— Data provided —
■ ■ ■ ■ ■ ■ ■

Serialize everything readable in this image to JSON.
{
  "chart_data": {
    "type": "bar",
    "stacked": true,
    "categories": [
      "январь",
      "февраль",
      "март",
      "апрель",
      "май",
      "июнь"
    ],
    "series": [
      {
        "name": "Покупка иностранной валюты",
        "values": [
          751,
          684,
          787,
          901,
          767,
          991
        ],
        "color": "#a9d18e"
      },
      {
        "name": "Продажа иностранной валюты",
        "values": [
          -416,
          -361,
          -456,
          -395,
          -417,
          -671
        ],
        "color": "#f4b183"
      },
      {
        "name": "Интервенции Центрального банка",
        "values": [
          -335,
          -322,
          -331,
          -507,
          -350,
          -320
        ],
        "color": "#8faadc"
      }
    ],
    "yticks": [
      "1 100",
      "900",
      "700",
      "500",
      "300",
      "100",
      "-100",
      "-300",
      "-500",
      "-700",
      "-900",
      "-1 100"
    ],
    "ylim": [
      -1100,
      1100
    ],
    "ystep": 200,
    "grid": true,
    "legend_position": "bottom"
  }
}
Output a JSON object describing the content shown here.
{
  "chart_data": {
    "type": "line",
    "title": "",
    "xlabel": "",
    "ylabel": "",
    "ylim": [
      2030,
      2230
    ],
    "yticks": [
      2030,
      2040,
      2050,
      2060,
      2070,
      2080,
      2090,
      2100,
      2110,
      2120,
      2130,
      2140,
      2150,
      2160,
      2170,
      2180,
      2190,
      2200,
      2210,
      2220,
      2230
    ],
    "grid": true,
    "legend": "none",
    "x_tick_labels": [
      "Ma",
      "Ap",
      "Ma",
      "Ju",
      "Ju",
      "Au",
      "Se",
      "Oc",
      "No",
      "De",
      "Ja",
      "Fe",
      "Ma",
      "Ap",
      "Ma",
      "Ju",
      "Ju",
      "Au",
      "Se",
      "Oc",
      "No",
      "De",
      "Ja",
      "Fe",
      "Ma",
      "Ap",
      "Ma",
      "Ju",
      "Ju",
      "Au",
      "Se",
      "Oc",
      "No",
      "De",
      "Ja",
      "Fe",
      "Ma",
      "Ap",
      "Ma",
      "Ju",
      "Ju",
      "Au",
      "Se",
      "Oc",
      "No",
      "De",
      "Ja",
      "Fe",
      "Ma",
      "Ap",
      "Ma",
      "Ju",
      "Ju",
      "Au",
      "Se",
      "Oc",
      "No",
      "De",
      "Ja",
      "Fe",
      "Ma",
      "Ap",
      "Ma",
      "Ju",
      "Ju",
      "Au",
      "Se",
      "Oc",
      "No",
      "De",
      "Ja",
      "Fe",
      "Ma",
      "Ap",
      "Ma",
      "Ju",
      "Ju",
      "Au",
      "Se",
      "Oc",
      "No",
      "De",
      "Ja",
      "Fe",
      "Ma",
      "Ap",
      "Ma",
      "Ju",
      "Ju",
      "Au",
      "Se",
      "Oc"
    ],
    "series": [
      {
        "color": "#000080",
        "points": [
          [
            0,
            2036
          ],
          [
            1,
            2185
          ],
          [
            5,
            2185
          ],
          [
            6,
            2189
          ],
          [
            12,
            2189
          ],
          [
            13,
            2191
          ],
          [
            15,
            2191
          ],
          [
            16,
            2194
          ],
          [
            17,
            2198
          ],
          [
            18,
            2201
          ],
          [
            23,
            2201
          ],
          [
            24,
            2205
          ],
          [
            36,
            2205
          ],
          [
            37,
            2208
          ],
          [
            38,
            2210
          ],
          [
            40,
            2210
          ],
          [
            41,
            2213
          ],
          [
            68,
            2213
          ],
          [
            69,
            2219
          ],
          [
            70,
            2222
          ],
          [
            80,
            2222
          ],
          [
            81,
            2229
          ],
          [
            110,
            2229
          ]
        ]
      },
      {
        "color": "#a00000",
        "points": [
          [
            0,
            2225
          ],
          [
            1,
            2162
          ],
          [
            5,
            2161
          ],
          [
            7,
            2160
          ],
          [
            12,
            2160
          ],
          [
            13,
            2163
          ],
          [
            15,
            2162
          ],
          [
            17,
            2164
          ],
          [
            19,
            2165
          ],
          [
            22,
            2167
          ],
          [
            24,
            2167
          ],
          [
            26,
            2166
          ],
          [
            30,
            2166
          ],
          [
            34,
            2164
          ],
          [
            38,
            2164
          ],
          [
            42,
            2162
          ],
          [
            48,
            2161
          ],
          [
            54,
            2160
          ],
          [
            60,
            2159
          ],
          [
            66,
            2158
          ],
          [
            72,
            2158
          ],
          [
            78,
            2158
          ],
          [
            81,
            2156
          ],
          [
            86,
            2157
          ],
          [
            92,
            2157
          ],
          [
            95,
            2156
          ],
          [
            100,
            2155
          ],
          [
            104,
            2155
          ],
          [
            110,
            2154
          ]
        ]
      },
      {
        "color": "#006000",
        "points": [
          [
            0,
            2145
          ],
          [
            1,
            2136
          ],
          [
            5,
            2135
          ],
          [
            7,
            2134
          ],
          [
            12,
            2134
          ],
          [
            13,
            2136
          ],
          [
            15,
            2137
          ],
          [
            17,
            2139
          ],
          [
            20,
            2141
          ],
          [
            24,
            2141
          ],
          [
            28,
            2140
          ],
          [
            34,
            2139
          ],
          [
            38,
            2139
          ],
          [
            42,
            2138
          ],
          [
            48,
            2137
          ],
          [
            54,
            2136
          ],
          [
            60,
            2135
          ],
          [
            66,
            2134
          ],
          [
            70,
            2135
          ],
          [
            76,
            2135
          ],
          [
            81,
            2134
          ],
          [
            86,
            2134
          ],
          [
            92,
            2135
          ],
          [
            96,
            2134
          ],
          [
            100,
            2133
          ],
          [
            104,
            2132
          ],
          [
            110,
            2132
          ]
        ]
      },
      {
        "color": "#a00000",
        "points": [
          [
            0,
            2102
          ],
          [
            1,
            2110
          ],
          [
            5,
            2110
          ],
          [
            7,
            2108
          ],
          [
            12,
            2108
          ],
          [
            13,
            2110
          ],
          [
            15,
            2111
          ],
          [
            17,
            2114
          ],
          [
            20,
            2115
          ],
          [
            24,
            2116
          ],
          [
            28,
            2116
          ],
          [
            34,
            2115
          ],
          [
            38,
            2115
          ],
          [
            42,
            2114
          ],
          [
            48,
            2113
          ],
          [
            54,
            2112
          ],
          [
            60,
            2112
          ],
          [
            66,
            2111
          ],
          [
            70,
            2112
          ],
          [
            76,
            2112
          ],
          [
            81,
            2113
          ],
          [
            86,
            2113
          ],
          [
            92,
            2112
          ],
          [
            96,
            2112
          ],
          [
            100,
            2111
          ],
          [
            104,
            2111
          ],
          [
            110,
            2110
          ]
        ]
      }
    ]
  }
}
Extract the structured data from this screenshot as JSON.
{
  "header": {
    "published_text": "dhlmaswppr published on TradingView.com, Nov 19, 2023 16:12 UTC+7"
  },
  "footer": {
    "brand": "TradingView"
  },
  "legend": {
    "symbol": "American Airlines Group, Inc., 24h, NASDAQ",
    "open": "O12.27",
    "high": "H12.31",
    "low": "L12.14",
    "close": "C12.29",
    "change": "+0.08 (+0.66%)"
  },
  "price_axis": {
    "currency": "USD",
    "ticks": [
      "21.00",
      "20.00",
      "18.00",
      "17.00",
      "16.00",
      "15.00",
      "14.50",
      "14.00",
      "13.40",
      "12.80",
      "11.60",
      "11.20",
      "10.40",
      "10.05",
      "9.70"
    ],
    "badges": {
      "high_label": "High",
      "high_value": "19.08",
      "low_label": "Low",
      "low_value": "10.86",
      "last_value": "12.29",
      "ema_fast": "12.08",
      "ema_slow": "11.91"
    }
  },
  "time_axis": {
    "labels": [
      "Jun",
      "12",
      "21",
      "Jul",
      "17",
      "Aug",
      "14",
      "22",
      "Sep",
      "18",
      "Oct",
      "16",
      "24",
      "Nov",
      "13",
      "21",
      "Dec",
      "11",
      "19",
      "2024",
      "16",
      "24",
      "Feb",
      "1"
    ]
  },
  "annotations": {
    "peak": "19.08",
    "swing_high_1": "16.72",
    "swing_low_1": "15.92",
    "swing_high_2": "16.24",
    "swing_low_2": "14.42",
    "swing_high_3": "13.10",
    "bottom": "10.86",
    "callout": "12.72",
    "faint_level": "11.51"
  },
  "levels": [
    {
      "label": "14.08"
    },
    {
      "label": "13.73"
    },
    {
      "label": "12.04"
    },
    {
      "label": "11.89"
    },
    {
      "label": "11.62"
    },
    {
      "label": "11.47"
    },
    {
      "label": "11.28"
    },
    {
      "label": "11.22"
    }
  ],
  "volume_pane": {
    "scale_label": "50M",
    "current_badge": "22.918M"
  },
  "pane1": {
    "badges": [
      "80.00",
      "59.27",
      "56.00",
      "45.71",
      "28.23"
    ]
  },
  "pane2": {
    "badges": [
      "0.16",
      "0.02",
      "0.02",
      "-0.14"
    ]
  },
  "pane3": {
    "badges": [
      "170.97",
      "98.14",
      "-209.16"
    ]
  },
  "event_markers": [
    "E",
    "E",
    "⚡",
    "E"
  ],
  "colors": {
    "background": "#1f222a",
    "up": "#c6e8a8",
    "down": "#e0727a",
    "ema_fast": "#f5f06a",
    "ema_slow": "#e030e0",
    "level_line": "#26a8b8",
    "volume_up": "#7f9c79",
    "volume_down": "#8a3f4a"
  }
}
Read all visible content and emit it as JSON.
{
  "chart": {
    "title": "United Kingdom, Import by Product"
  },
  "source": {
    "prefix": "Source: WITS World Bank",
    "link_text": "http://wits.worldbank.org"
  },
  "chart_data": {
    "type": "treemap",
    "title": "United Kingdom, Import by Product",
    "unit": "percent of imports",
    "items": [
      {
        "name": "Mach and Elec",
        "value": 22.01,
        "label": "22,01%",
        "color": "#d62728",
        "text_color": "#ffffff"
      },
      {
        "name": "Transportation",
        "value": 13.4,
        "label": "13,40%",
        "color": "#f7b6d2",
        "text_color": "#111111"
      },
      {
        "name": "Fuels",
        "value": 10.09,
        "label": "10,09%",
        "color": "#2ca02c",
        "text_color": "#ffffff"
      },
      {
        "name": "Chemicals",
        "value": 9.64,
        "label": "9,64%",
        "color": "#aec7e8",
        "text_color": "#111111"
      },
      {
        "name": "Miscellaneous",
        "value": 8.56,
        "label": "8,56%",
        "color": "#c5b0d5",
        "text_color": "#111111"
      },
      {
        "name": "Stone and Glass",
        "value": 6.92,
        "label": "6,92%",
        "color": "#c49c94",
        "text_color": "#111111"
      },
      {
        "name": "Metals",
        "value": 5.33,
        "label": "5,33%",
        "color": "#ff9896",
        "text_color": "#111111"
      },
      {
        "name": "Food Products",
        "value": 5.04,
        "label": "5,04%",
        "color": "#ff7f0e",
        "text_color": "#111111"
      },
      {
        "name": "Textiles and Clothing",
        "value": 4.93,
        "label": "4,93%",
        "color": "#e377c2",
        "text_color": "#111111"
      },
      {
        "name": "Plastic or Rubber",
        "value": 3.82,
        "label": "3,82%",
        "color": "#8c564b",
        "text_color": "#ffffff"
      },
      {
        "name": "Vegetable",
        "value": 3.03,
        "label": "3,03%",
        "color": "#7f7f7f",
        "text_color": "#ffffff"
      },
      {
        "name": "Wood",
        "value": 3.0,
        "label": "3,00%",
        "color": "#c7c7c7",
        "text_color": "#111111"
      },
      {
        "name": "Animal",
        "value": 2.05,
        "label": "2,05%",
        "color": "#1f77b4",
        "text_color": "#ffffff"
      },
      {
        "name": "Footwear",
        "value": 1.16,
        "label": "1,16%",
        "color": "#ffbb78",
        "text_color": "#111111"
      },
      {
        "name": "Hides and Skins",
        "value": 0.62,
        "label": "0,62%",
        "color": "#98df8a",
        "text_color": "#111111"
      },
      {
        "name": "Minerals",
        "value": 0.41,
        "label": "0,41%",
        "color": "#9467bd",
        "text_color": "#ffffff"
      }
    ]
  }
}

■ ■ ■ ■ ■ ■ ■

— Aim of the exercise —
Which lines hold the string "this"? Copy all of them from the data above.

— Final answer —
Serialize everything readable in this image to JSON.
Extract the structured data from this screenshot as JSON.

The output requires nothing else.